* **DATASET EXTRACT**:

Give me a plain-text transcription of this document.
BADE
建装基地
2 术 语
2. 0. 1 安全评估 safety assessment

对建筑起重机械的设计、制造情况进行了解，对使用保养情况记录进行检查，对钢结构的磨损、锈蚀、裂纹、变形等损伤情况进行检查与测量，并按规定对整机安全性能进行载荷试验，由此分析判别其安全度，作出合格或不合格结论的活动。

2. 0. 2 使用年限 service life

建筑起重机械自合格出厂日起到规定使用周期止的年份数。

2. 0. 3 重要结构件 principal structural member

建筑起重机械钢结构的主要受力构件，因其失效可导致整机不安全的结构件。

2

* **WHAT TO DO**:
Give the material above again, word for word.

* **RESULT OF THE TASK**:
Give me a plain-text transcription of this document.
BADE
建装基地
2 术 语
2. 0. 1 安全评估 safety assessment

对建筑起重机械的设计、制造情况进行了解，对使用保养情况记录进行检查，对钢结构的磨损、锈蚀、裂纹、变形等损伤情况进行检查与测量，并按规定对整机安全性能进行载荷试验，由此分析判别其安全度，作出合格或不合格结论的活动。

2. 0. 2 使用年限 service life

建筑起重机械自合格出厂日起到规定使用周期止的年份数。

2. 0. 3 重要结构件 principal structural member

建筑起重机械钢结构的主要受力构件，因其失效可导致整机不安全的结构件。

2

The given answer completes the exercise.